__EXERCISE TASK A__:
In the AsterixDB talk abstract, what is the name of the Couchbase offering whose storage and parallel query engine is Apache AsterixDB?

__PAGE__:
⟨

Jianjun Chen (Huawei US Silicon Valley R&D Center)

AsterixDB Mid-Flight: A Case Study in Building Systems in Academia
Abstract: Building large software systems is always a challenging venture, but especially so in academia. This talk will describe the experiences that the speaker and his partners in software crime at UC Irvine and UC Riverside had that culminated in the Big Data Management System now available as Apache AsterixDB. The talk will cover a mix of the history and technical content of the nearly ten-year-old project, starting with its inception during the MapReduce craze, and will describe the phases that the effort has gone through and some of the lessons learned along the way. The talk will also cover the speaker’s own reflections and opinions on the challenges of systems-building, as well as writing about it, in our current culture in academia. Included will be the case for doing this sort of thing – including the dangers of doing “systems” research in the absence of an actual system, and why the gain outweighs the pain of building (and also sharing) database software in academia. As of late 2018, Apache AsterixDB is also having commercial impact; it is the storage and parallel query engine underlying the new offering from Couchbase called Couchbase Analytics. The last part of the talk will explain how we are attempting to balance the uses of AsterixDB as (i) a generally available open source Apache software platform, (ii) an ongoing end-to-end research testbed for university students’ work, and (iii) the technology powering a commercial NoSQL product offering.

⟩

__RECORD LIST__:
⟨

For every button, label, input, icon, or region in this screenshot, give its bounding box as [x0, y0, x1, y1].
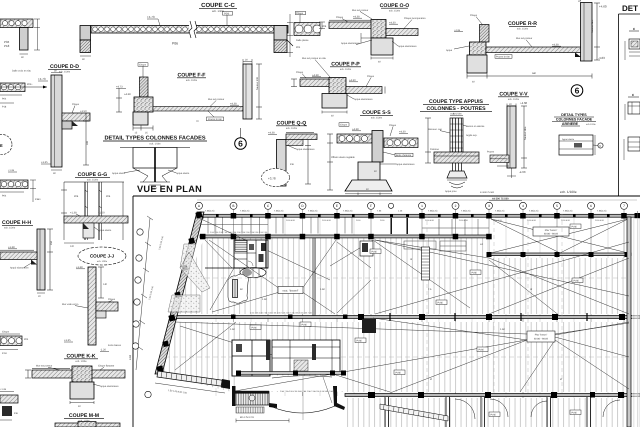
svg-text:Plta "beton": Plta "beton"	[545, 229, 558, 232]
coupe P-P drawing	[291, 57, 385, 118]
coupe V-V drawing	[487, 101, 528, 178]
upper band rooms (x422-489)	[404, 219, 489, 251]
left edge slab detail mid	[0, 169, 41, 202]
svg-text:P04: P04	[296, 46, 301, 49]
svg-text:Poutre: Poutre	[487, 151, 495, 154]
svg-text:sf: sf	[560, 378, 562, 381]
svg-text:P.06i 4.98: P.06i 4.98	[286, 219, 296, 222]
coupe S-S title	[360, 110, 393, 120]
svg-text:ech. 1/20e: ech. 1/20e	[97, 260, 108, 263]
door arc bottom entrance	[270, 375, 345, 420]
svg-text:hauteur libre: hauteur libre	[591, 19, 594, 33]
svg-text:60.86 - 98.60: 60.86 - 98.60	[534, 338, 549, 341]
svg-text:60.86 - 98.60: 60.86 - 98.60	[544, 233, 559, 236]
left dim bubbles	[132, 229, 151, 398]
svg-text:Appui elastomere: Appui elastomere	[396, 163, 415, 166]
svg-text:P06: P06	[106, 195, 111, 198]
funnel label upper bay	[278, 287, 303, 294]
coupe J-J drawing	[62, 266, 122, 352]
svg-text:ech. 1/10e: ech. 1/10e	[149, 143, 161, 146]
svg-text:P04: P04	[2, 195, 7, 198]
svg-text:P.06i: P.06i	[357, 340, 363, 343]
circled 6 left	[235, 128, 247, 149]
svg-text:Mur voile en bn: Mur voile en bn	[62, 303, 79, 306]
svg-text:Appui elastomere: Appui elastomere	[10, 267, 29, 270]
svg-text:+1.50: +1.50	[98, 212, 105, 215]
svg-text:7.56(a.m): 7.56(a.m)	[205, 210, 215, 213]
svg-text:COUPE J-J: COUPE J-J	[90, 254, 115, 259]
svg-text:+4.38: +4.38	[124, 93, 131, 96]
svg-text:3: 3	[488, 204, 490, 208]
svg-text:ech. 1/20e: ech. 1/20e	[517, 28, 529, 31]
svg-text:P.18: P.18	[2, 352, 7, 355]
svg-text:+1.50: +1.50	[80, 110, 87, 113]
bottom rooms walls	[385, 397, 591, 427]
top wall beam	[197, 213, 640, 234]
svg-text:Chape: Chape	[336, 16, 344, 19]
faint mid-bay lines	[165, 214, 629, 396]
coupe type appuis colonnes-poutres title	[420, 99, 492, 116]
F-F tall right column	[243, 64, 252, 119]
coupe S-S drawing	[327, 123, 418, 195]
core walls	[205, 267, 268, 269]
svg-text:Appui elasto: Appui elasto	[176, 172, 190, 175]
slant outside dim texts	[148, 235, 164, 300]
svg-text:1.50: 1.50	[262, 298, 267, 301]
svg-text:-1.20: -1.20	[100, 349, 106, 352]
svg-text:DET: DET	[622, 4, 638, 13]
svg-text:Dalle pleine: Dalle pleine	[296, 39, 309, 42]
F-F bottom dims	[133, 127, 153, 129]
svg-text:7.56(a.m): 7.56(a.m)	[529, 210, 539, 213]
small slab detail left of D-D	[0, 70, 47, 109]
coupe C-C slab with hollow cores	[91, 12, 288, 46]
svg-text:+4.30: +4.30	[349, 79, 356, 82]
R-R bottom dim chain	[467, 75, 592, 77]
long diagonals lower bay	[175, 318, 629, 393]
svg-text:2.56 7.56 2.56 7.56 2.56: 2.56 7.56 2.56 7.56 2.56 7.56 2.56 7.56 …	[280, 390, 334, 393]
detail arriere drawing	[559, 135, 603, 155]
stair treads in cluster	[235, 241, 247, 252]
svg-text:DETAIL TYPES COLONNES FACADES: DETAIL TYPES COLONNES FACADES	[104, 136, 205, 142]
svg-text:Poutre br 6m: Poutre br 6m	[208, 118, 222, 121]
coupe C-C title	[199, 2, 237, 13]
svg-text:2.56 7.56 2.56 7.56 2.: 2.56 7.56 2.56 7.56 2.56 7.56 2.56 7.56 …	[210, 231, 268, 234]
bottom rooms door arcs	[455, 399, 620, 419]
R-R tall column	[581, 3, 593, 62]
svg-text:+4.73: +4.73	[147, 15, 155, 19]
beam D (y317, full width)	[171, 312, 640, 322]
VUE EN PLAN title	[137, 184, 577, 194]
svg-text:4: 4	[522, 204, 524, 208]
coupe G-G title	[75, 172, 110, 182]
svg-text:E: E	[336, 204, 338, 208]
svg-text:P04+: P04+	[27, 83, 33, 86]
svg-text:P18: P18	[4, 44, 10, 48]
svg-text:ech. 1/20e: ech. 1/20e	[59, 71, 71, 74]
coupe M-M title	[64, 413, 104, 423]
svg-text:7: 7	[623, 204, 625, 208]
coupe H-H drawing	[0, 229, 53, 298]
slab band crossing column	[434, 152, 479, 163]
label box plénum upper right	[533, 227, 569, 236]
svg-text:7.56(a.m): 7.56(a.m)	[343, 210, 353, 213]
svg-text:ARRIERE: ARRIERE	[562, 122, 579, 126]
coupe type appuis drawing	[425, 113, 485, 194]
svg-text:P06: P06	[322, 25, 327, 28]
corner slab detail top-left	[0, 19, 40, 59]
svg-text:Appui elastomere: Appui elastomere	[398, 45, 417, 48]
label box lower center	[527, 331, 555, 342]
svg-text:7.56(a.m): 7.56(a.m)	[308, 210, 318, 213]
svg-text:hauteur 300: hauteur 300	[256, 77, 259, 90]
coupe J-J cloud title	[78, 247, 126, 265]
svg-text:+4.30: +4.30	[399, 131, 406, 134]
svg-text:4.84: 4.84	[129, 354, 132, 360]
svg-text:sf: sf	[430, 378, 432, 381]
funnel diagonals upper bay	[209, 240, 371, 314]
svg-text:+4.60: +4.60	[599, 5, 607, 9]
svg-text:120: 120	[70, 245, 75, 248]
svg-text:P.06i 4.98: P.06i 4.98	[561, 219, 571, 222]
svg-text:+3.78: +3.78	[268, 177, 276, 181]
svg-text:P.06i: P.06i	[491, 414, 497, 417]
svg-text:ech. 1/20e: ech. 1/20e	[186, 79, 198, 82]
svg-text:ech. 1/20e: ech. 1/20e	[340, 68, 352, 71]
svg-text:Mur ext porteur: Mur ext porteur	[36, 365, 52, 368]
svg-text:ech. 1/20e: ech. 1/20e	[508, 98, 520, 101]
svg-text:P.06i: P.06i	[396, 372, 402, 375]
coupe R-R title	[508, 21, 537, 31]
joist texture lower bay	[159, 322, 629, 392]
shaft at column 370	[360, 241, 373, 256]
svg-text:Forte liaison: Forte liaison	[108, 344, 122, 347]
left edge slab detail low	[0, 331, 29, 356]
bottom-left stair block	[232, 386, 289, 423]
svg-text:P.06i: P.06i	[356, 219, 361, 222]
left dim vertical text	[129, 354, 132, 360]
grid bubbles row	[196, 202, 628, 209]
svg-text:Chape: Chape	[389, 124, 397, 127]
footing	[447, 171, 467, 178]
svg-text:P18: P18	[2, 106, 7, 109]
plan top dim chain line	[197, 199, 637, 201]
svg-text:P.06i: P.06i	[574, 280, 580, 283]
svg-text:Chape incorporation: Chape incorporation	[404, 17, 426, 20]
svg-text:B: B	[232, 204, 234, 208]
walkway ramp band bottom-left	[155, 371, 230, 395]
coupe V-V title	[498, 92, 529, 102]
svg-text:Appui elastomere: Appui elastomere	[100, 385, 119, 388]
coupe Q-Q title	[276, 121, 307, 131]
svg-text:7.56(a.m): 7.56(a.m)	[274, 210, 284, 213]
Q-Q cloud	[262, 169, 290, 187]
svg-text:44 500 75 500: 44 500 75 500	[480, 191, 495, 194]
svg-text:P.06i 4.98: P.06i 4.98	[527, 219, 537, 222]
svg-text:ech. 1/20e: ech. 1/20e	[4, 227, 16, 230]
svg-text:P04: P04	[2, 98, 7, 101]
svg-text:+1.35: +1.35	[64, 339, 71, 342]
svg-text:+1.35: +1.35	[0, 388, 7, 391]
svg-text:P.06i: P.06i	[572, 226, 578, 229]
coupe Q-Q drawing	[262, 132, 318, 187]
svg-text:Chape flottante: Chape flottante	[98, 365, 115, 368]
svg-text:P.06i 4.98: P.06i 4.98	[459, 219, 469, 222]
svg-text:Mur ext porteur en situ: Mur ext porteur en situ	[302, 57, 327, 60]
slab band crossing G-G posts	[64, 212, 128, 249]
svg-text:+1.35: +1.35	[41, 161, 48, 164]
svg-text:Barres en attente: Barres en attente	[466, 125, 485, 128]
coupe C-C right column	[274, 26, 293, 53]
coupe O-O title	[380, 3, 410, 13]
left edge small detail bottom	[0, 388, 18, 420]
svg-text:-4.63: -4.63	[519, 170, 526, 174]
svg-text:ech. 1/20e: ech. 1/20e	[286, 127, 298, 130]
coupe O-O drawing	[319, 9, 426, 64]
cloud-marked wall element left	[228, 274, 249, 303]
svg-text:2: 2	[455, 204, 457, 208]
svg-text:P.06i: P.06i	[472, 272, 478, 275]
svg-text:COLONNES FACADE: COLONNES FACADE	[556, 118, 593, 122]
entrance room white	[237, 376, 345, 392]
svg-text:Appui elasto: Appui elasto	[112, 172, 126, 175]
detail types colonnes facades title	[103, 136, 207, 146]
svg-text:Chape: Chape	[72, 103, 80, 106]
intermediate grid ticks	[216, 214, 608, 427]
partition wall x313	[313, 238, 315, 316]
svg-text:Chape: Chape	[2, 331, 10, 334]
svg-text:80.4.75 N 78: 80.4.75 N 78	[240, 416, 254, 419]
svg-text:Appui elasto: Appui elasto	[562, 138, 575, 141]
detail types colonnes facades drawing	[112, 148, 190, 191]
bottom ramp treads right	[380, 404, 448, 421]
joist texture bay 1 (upper big bay)	[174, 236, 489, 314]
svg-text:1.50: 1.50	[500, 328, 505, 331]
svg-text:DETAIL TYPES: DETAIL TYPES	[561, 113, 587, 117]
coupe K-K title	[64, 354, 98, 364]
svg-text:ech. 1/20e: ech. 1/20e	[389, 10, 401, 13]
coupe M-M drawing (clipped at bottom)	[55, 422, 120, 427]
mid shaft dark left	[362, 319, 376, 333]
svg-text:+1.38: +1.38	[76, 266, 83, 269]
grid bubble letters	[198, 204, 625, 208]
coupe D-D title	[48, 64, 81, 74]
joist texture bay right of core	[489, 258, 629, 314]
svg-text:580: 580	[532, 72, 537, 75]
circled 6 right	[571, 85, 583, 97]
vertical grid lines	[234, 209, 625, 427]
coupe C-C left column	[80, 26, 91, 62]
svg-text:1.50: 1.50	[320, 288, 325, 291]
svg-text:exut. "desenf": exut. "desenf"	[283, 290, 299, 293]
svg-text:+4.73: +4.73	[116, 86, 123, 89]
DET sheet frame right	[619, 4, 640, 196]
svg-text:7.56(a.m): 7.56(a.m)	[597, 210, 607, 213]
svg-text:+4.73: +4.73	[38, 77, 46, 81]
svg-text:6: 6	[590, 204, 592, 208]
svg-text:P.06i 4.98: P.06i 4.98	[425, 219, 435, 222]
long diagonals upper bay	[199, 218, 629, 316]
svg-text:Appui prov.: Appui prov.	[445, 190, 457, 193]
svg-text:nf: nf	[530, 288, 532, 291]
svg-text:ech. 1/100e: ech. 1/100e	[560, 190, 577, 194]
svg-text:Mur ext.porteur: Mur ext.porteur	[516, 37, 532, 40]
svg-text:2.56 7.56 2.56 7.56 2.: 2.56 7.56 2.56 7.56 2.56 7.56 2.56 7.56 …	[250, 312, 313, 315]
svg-text:Chape: Chape	[296, 71, 304, 74]
detail types colonnes facade arriere title	[552, 113, 596, 126]
svg-text:Argile exp.: Argile exp.	[466, 134, 478, 137]
svg-text:E: E	[0, 143, 3, 148]
coupe D-D column	[38, 70, 90, 176]
svg-text:P.06i: P.06i	[572, 412, 578, 415]
center rooms block (x232-270)	[232, 340, 270, 376]
svg-text:P.B: P.B	[14, 412, 18, 415]
slanted dimension line	[136, 216, 153, 370]
coupe P-P title	[330, 62, 361, 72]
svg-text:44 500 75 500: 44 500 75 500	[492, 198, 509, 201]
svg-text:hauteur libre: hauteur libre	[524, 126, 527, 140]
svg-text:140: 140	[103, 283, 108, 286]
svg-text:7.56(a.m): 7.56(a.m)	[461, 210, 471, 213]
svg-text:P06: P06	[74, 195, 79, 198]
slanted facade wall band	[155, 211, 204, 374]
coupe C-C right slab cross-section with cores	[287, 11, 327, 57]
joist texture bottom strip	[346, 398, 631, 427]
svg-text:P.06i: P.06i	[438, 302, 444, 305]
svg-text:COUPE C-C: COUPE C-C	[201, 2, 235, 9]
svg-text:7.56(a.m): 7.56(a.m)	[240, 210, 250, 213]
R-R slab strip	[486, 47, 581, 53]
svg-text:-4.63: -4.63	[598, 56, 605, 60]
svg-text:F: F	[370, 204, 372, 208]
svg-text:7.56(a.m): 7.56(a.m)	[428, 210, 438, 213]
svg-text:Plta "beton": Plta "beton"	[535, 334, 548, 337]
svg-text:ech 1/10e: ech 1/10e	[586, 123, 596, 126]
svg-text:P.B: P.B	[290, 163, 294, 166]
svg-text:Offsets elasto reglable: Offsets elasto reglable	[331, 156, 355, 159]
svg-text:+4.38: +4.38	[352, 128, 359, 131]
svg-text:Mur ext porteur: Mur ext porteur	[208, 98, 224, 101]
svg-text:250: 250	[50, 240, 53, 245]
svg-text:P.06i: P.06i	[380, 219, 385, 222]
svg-text:+1.38: +1.38	[8, 246, 15, 249]
svg-text:ech. 1/20e: ech. 1/20e	[87, 179, 99, 182]
svg-text:Dalle croix en situ: Dalle croix en situ	[12, 70, 32, 73]
svg-text:P.06i: P.06i	[372, 251, 378, 254]
slab break lines	[189, 22, 196, 36]
svg-text:Appui elastomere: Appui elastomere	[354, 98, 373, 101]
svg-text:Appui elasto: Appui elasto	[98, 229, 112, 232]
svg-text:+4.38: +4.38	[268, 132, 275, 135]
svg-text:+4.60: +4.60	[520, 101, 528, 105]
svg-text:+4.38: +4.38	[312, 74, 319, 77]
svg-text:5: 5	[556, 204, 558, 208]
plan sheet frame	[133, 196, 640, 427]
svg-text:1.50: 1.50	[230, 328, 235, 331]
F-F long slab	[153, 107, 243, 112]
svg-text:7.56(a.m): 7.56(a.m)	[563, 210, 573, 213]
svg-text:P.Brs: P.Brs	[35, 198, 41, 201]
upper-right X bay	[491, 219, 628, 253]
ladder element right of column 421	[422, 247, 430, 280]
coupe K-K drawing	[25, 365, 125, 409]
beam B (y236, x200-489)	[200, 231, 492, 240]
svg-text:Appui elastomere: Appui elastomere	[296, 148, 315, 151]
cloud marker left edge	[0, 135, 12, 155]
svg-text:P.06i: P.06i	[479, 349, 485, 352]
svg-text:Appui: Appui	[446, 49, 453, 52]
svg-text:300: 300	[86, 140, 89, 145]
dotted terrace strips along slant	[168, 244, 210, 312]
svg-text:ech. 1/20e: ech. 1/20e	[371, 117, 383, 120]
svg-text:P06: P06	[172, 42, 178, 46]
svg-text:Colonne: Colonne	[430, 148, 440, 151]
svg-text:7.56(a.m): 7.56(a.m)	[495, 210, 505, 213]
center rooms block (x272-340)	[272, 340, 340, 373]
coupe F-F title	[177, 73, 206, 83]
svg-text:P.06i: P.06i	[252, 327, 258, 330]
core room cluster	[234, 240, 268, 268]
beam over door row (y372)	[236, 371, 346, 376]
upper band small rooms (left)	[199, 218, 352, 234]
beam E (y395, x345-640)	[280, 390, 640, 398]
svg-text:P.06i 4.98: P.06i 4.98	[595, 219, 605, 222]
small P labels scattered	[230, 224, 583, 417]
R-R right dims	[596, 3, 598, 60]
svg-text:P.06i 4.98: P.06i 4.98	[322, 219, 332, 222]
plan top dim texts	[205, 198, 607, 213]
beam C (y254, x489-631)	[487, 252, 632, 257]
oval basin below cluster	[240, 268, 266, 278]
svg-text:+1.35: +1.35	[8, 169, 15, 172]
svg-text:Appui elastomere: Appui elastomere	[341, 42, 360, 45]
svg-text:1: 1	[421, 204, 423, 208]
coupe F-F drawing	[116, 59, 262, 135]
svg-text:Chape: Chape	[470, 14, 478, 17]
small level labels row under top beam	[286, 219, 605, 222]
right edge wall	[627, 211, 640, 427]
svg-text:P.06i: P.06i	[302, 324, 308, 327]
coupe H-H title	[2, 220, 33, 230]
svg-text:6: 6	[575, 86, 580, 96]
svg-text:6: 6	[238, 139, 243, 149]
coupe G-G drawing: posts elevation	[61, 182, 124, 240]
svg-text:VUE EN PLAN: VUE EN PLAN	[137, 184, 202, 194]
svg-text:nf: nf	[410, 258, 412, 261]
coupe R-R drawing	[446, 0, 607, 84]
svg-text:ech. 1/20e: ech. 1/20e	[75, 360, 87, 363]
svg-text:P04: P04	[24, 338, 29, 341]
svg-text:Boite d'attente: Boite d'attente	[396, 154, 412, 157]
R-R pier	[467, 55, 487, 73]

⟩

__EXERCISE TASK B__:
In the records, switch "drawing" to "sketch" across the stretch from the line containing "229, 558, 232]" through the line containing "110, 87, 113]", and return only those lines with nothing else changed.

__TASK OUTPUT A__:
Couchbase Analytics

__TASK OUTPUT B__:
svg-text:Plta "beton": Plta "beton"	[545, 229, 558, 232]
coupe P-P sketch	[291, 57, 385, 118]
coupe V-V sketch	[487, 101, 528, 178]
upper band rooms (x422-489)	[404, 219, 489, 251]
left edge slab detail mid	[0, 169, 41, 202]
svg-text:P04: P04	[296, 46, 301, 49]
svg-text:Poutre: Poutre	[487, 151, 495, 154]
svg-text:sf: sf	[560, 378, 562, 381]
svg-text:P.06i 4.98: P.06i 4.98	[286, 219, 296, 222]
coupe S-S title	[360, 110, 393, 120]
svg-text:ech. 1/20e: ech. 1/20e	[97, 260, 108, 263]
door arc bottom entrance	[270, 375, 345, 420]
svg-text:hauteur libre: hauteur libre	[591, 19, 594, 33]
svg-text:60.86 - 98.60: 60.86 - 98.60	[534, 338, 549, 341]
svg-text:60.86 - 98.60: 60.86 - 98.60	[544, 233, 559, 236]
left dim bubbles	[132, 229, 151, 398]
svg-text:Appui elastomere: Appui elastomere	[396, 163, 415, 166]
svg-text:P06: P06	[106, 195, 111, 198]
funnel label upper bay	[278, 287, 303, 294]
coupe J-J sketch	[62, 266, 122, 352]
svg-text:ech. 1/10e: ech. 1/10e	[149, 143, 161, 146]
svg-text:P04: P04	[2, 195, 7, 198]
svg-text:P.06i: P.06i	[357, 340, 363, 343]
circled 6 left	[235, 128, 247, 149]
svg-text:Mur voile en bn: Mur voile en bn	[62, 303, 79, 306]
svg-text:Appui elastomere: Appui elastomere	[10, 267, 29, 270]
svg-text:+1.50: +1.50	[98, 212, 105, 215]
svg-text:7.56(a.m): 7.56(a.m)	[205, 210, 215, 213]
svg-text:COUPE J-J: COUPE J-J	[90, 254, 115, 259]
svg-text:+4.38: +4.38	[124, 93, 131, 96]
svg-text:3: 3	[488, 204, 490, 208]
svg-text:ech. 1/20e: ech. 1/20e	[517, 28, 529, 31]
svg-text:P.18: P.18	[2, 352, 7, 355]
svg-text:+1.50: +1.50	[80, 110, 87, 113]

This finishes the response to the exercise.